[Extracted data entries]
•••••
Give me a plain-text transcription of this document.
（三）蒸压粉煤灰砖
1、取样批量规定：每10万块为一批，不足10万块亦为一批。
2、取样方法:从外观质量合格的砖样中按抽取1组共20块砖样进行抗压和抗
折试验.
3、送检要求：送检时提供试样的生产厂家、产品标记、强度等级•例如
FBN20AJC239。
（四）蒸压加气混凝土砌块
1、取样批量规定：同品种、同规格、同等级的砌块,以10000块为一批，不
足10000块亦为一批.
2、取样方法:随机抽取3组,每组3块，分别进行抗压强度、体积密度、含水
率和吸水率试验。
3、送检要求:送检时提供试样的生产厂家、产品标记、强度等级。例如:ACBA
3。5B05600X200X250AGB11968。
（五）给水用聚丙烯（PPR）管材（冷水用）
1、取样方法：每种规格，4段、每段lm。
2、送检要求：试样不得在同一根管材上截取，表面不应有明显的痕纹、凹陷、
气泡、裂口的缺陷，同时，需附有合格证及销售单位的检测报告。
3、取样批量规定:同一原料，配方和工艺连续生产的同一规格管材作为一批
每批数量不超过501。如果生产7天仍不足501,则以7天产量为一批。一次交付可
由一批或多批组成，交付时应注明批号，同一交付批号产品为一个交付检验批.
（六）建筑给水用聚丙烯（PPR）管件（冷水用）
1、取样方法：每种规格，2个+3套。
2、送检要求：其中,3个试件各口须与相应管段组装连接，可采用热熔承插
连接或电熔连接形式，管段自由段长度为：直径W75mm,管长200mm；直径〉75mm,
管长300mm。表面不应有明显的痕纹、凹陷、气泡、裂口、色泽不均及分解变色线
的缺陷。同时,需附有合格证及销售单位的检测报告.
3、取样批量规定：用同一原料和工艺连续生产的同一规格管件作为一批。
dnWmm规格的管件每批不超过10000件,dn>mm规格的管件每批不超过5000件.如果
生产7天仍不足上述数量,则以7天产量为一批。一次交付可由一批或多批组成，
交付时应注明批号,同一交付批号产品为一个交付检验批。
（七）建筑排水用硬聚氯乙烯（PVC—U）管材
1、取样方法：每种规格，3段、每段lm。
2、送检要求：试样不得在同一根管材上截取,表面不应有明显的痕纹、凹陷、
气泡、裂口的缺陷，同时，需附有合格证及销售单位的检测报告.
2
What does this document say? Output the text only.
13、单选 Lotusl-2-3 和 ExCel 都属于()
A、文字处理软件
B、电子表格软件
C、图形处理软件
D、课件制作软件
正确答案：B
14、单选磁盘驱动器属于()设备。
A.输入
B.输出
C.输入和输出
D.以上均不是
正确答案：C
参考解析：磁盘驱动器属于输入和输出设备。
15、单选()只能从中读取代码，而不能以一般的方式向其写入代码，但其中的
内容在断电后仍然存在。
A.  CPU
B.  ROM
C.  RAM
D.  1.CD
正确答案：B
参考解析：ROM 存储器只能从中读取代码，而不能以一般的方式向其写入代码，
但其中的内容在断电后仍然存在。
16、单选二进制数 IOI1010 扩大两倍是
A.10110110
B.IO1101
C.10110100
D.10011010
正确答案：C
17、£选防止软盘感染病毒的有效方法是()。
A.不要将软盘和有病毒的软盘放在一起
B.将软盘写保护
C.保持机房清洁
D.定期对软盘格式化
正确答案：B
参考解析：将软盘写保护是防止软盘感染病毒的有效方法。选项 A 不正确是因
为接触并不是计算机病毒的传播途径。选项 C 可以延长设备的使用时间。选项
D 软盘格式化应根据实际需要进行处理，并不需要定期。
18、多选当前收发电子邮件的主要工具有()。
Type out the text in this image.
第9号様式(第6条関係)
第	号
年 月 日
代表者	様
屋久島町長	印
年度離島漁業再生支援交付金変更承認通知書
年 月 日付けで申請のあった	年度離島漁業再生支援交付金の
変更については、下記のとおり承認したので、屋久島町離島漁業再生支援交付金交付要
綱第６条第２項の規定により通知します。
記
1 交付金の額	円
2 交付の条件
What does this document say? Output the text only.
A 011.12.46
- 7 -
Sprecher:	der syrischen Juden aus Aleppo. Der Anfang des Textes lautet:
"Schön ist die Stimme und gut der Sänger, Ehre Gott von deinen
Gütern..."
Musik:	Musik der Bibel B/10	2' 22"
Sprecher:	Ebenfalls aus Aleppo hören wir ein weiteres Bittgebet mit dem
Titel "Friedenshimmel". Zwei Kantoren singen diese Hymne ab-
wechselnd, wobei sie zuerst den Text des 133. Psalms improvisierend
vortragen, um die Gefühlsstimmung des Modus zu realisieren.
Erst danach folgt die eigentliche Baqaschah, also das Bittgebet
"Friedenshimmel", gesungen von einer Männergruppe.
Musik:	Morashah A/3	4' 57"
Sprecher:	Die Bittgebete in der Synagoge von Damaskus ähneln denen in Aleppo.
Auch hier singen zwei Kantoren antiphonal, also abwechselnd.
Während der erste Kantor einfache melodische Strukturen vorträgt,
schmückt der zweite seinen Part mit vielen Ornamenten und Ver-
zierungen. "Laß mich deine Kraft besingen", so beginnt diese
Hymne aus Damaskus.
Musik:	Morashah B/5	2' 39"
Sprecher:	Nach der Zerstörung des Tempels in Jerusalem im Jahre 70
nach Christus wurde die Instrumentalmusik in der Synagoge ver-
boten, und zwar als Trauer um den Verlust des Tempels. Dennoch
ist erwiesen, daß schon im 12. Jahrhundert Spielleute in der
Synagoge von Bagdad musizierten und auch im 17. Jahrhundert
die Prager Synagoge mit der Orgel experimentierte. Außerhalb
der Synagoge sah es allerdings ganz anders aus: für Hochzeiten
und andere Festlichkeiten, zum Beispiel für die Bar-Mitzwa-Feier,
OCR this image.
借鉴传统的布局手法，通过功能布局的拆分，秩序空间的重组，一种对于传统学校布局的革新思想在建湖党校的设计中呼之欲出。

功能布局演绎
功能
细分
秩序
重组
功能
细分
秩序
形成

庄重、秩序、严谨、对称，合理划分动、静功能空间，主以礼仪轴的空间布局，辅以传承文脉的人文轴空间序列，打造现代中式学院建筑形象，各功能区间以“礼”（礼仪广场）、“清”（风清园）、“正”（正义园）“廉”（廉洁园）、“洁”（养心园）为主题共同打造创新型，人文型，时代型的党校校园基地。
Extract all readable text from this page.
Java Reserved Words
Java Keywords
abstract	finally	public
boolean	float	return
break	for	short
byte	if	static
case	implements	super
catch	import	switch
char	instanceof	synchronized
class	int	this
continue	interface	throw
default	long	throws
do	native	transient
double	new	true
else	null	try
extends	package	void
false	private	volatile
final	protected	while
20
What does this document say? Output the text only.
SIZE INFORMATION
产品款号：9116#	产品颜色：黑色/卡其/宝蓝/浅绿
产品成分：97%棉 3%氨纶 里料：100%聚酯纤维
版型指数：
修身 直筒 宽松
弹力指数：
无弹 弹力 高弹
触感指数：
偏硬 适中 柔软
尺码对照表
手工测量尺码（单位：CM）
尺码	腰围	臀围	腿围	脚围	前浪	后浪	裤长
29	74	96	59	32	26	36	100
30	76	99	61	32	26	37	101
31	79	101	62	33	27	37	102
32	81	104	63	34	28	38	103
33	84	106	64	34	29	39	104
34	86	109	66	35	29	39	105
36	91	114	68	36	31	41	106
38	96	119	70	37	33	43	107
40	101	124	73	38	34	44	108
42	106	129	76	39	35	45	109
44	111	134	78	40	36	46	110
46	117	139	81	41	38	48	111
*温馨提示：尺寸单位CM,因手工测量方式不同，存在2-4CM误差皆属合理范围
•••••
Set exercise: From the records above, extract every line exactly as it stands.

Task response:
Give me a plain-text transcription of this document.
（三）蒸压粉煤灰砖
1、取样批量规定：每10万块为一批，不足10万块亦为一批。
2、取样方法:从外观质量合格的砖样中按抽取1组共20块砖样进行抗压和抗
折试验.
3、送检要求：送检时提供试样的生产厂家、产品标记、强度等级•例如
FBN20AJC239。
（四）蒸压加气混凝土砌块
1、取样批量规定：同品种、同规格、同等级的砌块,以10000块为一批，不
足10000块亦为一批.
2、取样方法:随机抽取3组,每组3块，分别进行抗压强度、体积密度、含水
率和吸水率试验。
3、送检要求:送检时提供试样的生产厂家、产品标记、强度等级。例如:ACBA
3。5B05600X200X250AGB11968。
（五）给水用聚丙烯（PPR）管材（冷水用）
1、取样方法：每种规格，4段、每段lm。
2、送检要求：试样不得在同一根管材上截取，表面不应有明显的痕纹、凹陷、
气泡、裂口的缺陷，同时，需附有合格证及销售单位的检测报告。
3、取样批量规定:同一原料，配方和工艺连续生产的同一规格管材作为一批
每批数量不超过501。如果生产7天仍不足501,则以7天产量为一批。一次交付可
由一批或多批组成，交付时应注明批号，同一交付批号产品为一个交付检验批.
（六）建筑给水用聚丙烯（PPR）管件（冷水用）
1、取样方法：每种规格，2个+3套。
2、送检要求：其中,3个试件各口须与相应管段组装连接，可采用热熔承插
连接或电熔连接形式，管段自由段长度为：直径W75mm,管长200mm；直径〉75mm,
管长300mm。表面不应有明显的痕纹、凹陷、气泡、裂口、色泽不均及分解变色线
的缺陷。同时,需附有合格证及销售单位的检测报告.
3、取样批量规定：用同一原料和工艺连续生产的同一规格管件作为一批。
dnWmm规格的管件每批不超过10000件,dn>mm规格的管件每批不超过5000件.如果
生产7天仍不足上述数量,则以7天产量为一批。一次交付可由一批或多批组成，
交付时应注明批号,同一交付批号产品为一个交付检验批。
（七）建筑排水用硬聚氯乙烯（PVC—U）管材
1、取样方法：每种规格，3段、每段lm。
2、送检要求：试样不得在同一根管材上截取,表面不应有明显的痕纹、凹陷、
气泡、裂口的缺陷，同时，需附有合格证及销售单位的检测报告.
2
What does this document say? Output the text only.
13、单选 Lotusl-2-3 和 ExCel 都属于()
A、文字处理软件
B、电子表格软件
C、图形处理软件
D、课件制作软件
正确答案：B
14、单选磁盘驱动器属于()设备。
A.输入
B.输出
C.输入和输出
D.以上均不是
正确答案：C
参考解析：磁盘驱动器属于输入和输出设备。
15、单选()只能从中读取代码，而不能以一般的方式向其写入代码，但其中的
内容在断电后仍然存在。
A.  CPU
B.  ROM
C.  RAM
D.  1.CD
正确答案：B
参考解析：ROM 存储器只能从中读取代码，而不能以一般的方式向其写入代码，
但其中的内容在断电后仍然存在。
16、单选二进制数 IOI1010 扩大两倍是
A.10110110
B.IO1101
C.10110100
D.10011010
正确答案：C
17、£选防止软盘感染病毒的有效方法是()。
A.不要将软盘和有病毒的软盘放在一起
B.将软盘写保护
C.保持机房清洁
D.定期对软盘格式化
正确答案：B
参考解析：将软盘写保护是防止软盘感染病毒的有效方法。选项 A 不正确是因
为接触并不是计算机病毒的传播途径。选项 C 可以延长设备的使用时间。选项
D 软盘格式化应根据实际需要进行处理，并不需要定期。
18、多选当前收发电子邮件的主要工具有()。
Type out the text in this image.
第9号様式(第6条関係)
第	号
年 月 日
代表者	様
屋久島町長	印
年度離島漁業再生支援交付金変更承認通知書
年 月 日付けで申請のあった	年度離島漁業再生支援交付金の
変更については、下記のとおり承認したので、屋久島町離島漁業再生支援交付金交付要
綱第６条第２項の規定により通知します。
記
1 交付金の額	円
2 交付の条件
What does this document say? Output the text only.
A 011.12.46
- 7 -
Sprecher:	der syrischen Juden aus Aleppo. Der Anfang des Textes lautet:
"Schön ist die Stimme und gut der Sänger, Ehre Gott von deinen
Gütern..."
Musik:	Musik der Bibel B/10	2' 22"
Sprecher:	Ebenfalls aus Aleppo hören wir ein weiteres Bittgebet mit dem
Titel "Friedenshimmel". Zwei Kantoren singen diese Hymne ab-
wechselnd, wobei sie zuerst den Text des 133. Psalms improvisierend
vortragen, um die Gefühlsstimmung des Modus zu realisieren.
Erst danach folgt die eigentliche Baqaschah, also das Bittgebet
"Friedenshimmel", gesungen von einer Männergruppe.
Musik:	Morashah A/3	4' 57"
Sprecher:	Die Bittgebete in der Synagoge von Damaskus ähneln denen in Aleppo.
Auch hier singen zwei Kantoren antiphonal, also abwechselnd.
Während der erste Kantor einfache melodische Strukturen vorträgt,
schmückt der zweite seinen Part mit vielen Ornamenten und Ver-
zierungen. "Laß mich deine Kraft besingen", so beginnt diese
Hymne aus Damaskus.
Musik:	Morashah B/5	2' 39"
Sprecher:	Nach der Zerstörung des Tempels in Jerusalem im Jahre 70
nach Christus wurde die Instrumentalmusik in der Synagoge ver-
boten, und zwar als Trauer um den Verlust des Tempels. Dennoch
ist erwiesen, daß schon im 12. Jahrhundert Spielleute in der
Synagoge von Bagdad musizierten und auch im 17. Jahrhundert
die Prager Synagoge mit der Orgel experimentierte. Außerhalb
der Synagoge sah es allerdings ganz anders aus: für Hochzeiten
und andere Festlichkeiten, zum Beispiel für die Bar-Mitzwa-Feier,
OCR this image.
借鉴传统的布局手法，通过功能布局的拆分，秩序空间的重组，一种对于传统学校布局的革新思想在建湖党校的设计中呼之欲出。

功能布局演绎
功能
细分
秩序
重组
功能
细分
秩序
形成

庄重、秩序、严谨、对称，合理划分动、静功能空间，主以礼仪轴的空间布局，辅以传承文脉的人文轴空间序列，打造现代中式学院建筑形象，各功能区间以“礼”（礼仪广场）、“清”（风清园）、“正”（正义园）“廉”（廉洁园）、“洁”（养心园）为主题共同打造创新型，人文型，时代型的党校校园基地。
Extract all readable text from this page.
Java Reserved Words
Java Keywords
abstract	finally	public
boolean	float	return
break	for	short
byte	if	static
case	implements	super
catch	import	switch
char	instanceof	synchronized
class	int	this
continue	interface	throw
default	long	throws
do	native	transient
double	new	true
else	null	try
extends	package	void
false	private	volatile
final	protected	while
20
What does this document say? Output the text only.
SIZE INFORMATION
产品款号：9116#	产品颜色：黑色/卡其/宝蓝/浅绿
产品成分：97%棉 3%氨纶 里料：100%聚酯纤维
版型指数：
修身 直筒 宽松
弹力指数：
无弹 弹力 高弹
触感指数：
偏硬 适中 柔软
尺码对照表
手工测量尺码（单位：CM）
尺码	腰围	臀围	腿围	脚围	前浪	后浪	裤长
29	74	96	59	32	26	36	100
30	76	99	61	32	26	37	101
31	79	101	62	33	27	37	102
32	81	104	63	34	28	38	103
33	84	106	64	34	29	39	104
34	86	109	66	35	29	39	105
36	91	114	68	36	31	41	106
38	96	119	70	37	33	43	107
40	101	124	73	38	34	44	108
42	106	129	76	39	35	45	109
44	111	134	78	40	36	46	110
46	117	139	81	41	38	48	111
*温馨提示：尺寸单位CM,因手工测量方式不同，存在2-4CM误差皆属合理范围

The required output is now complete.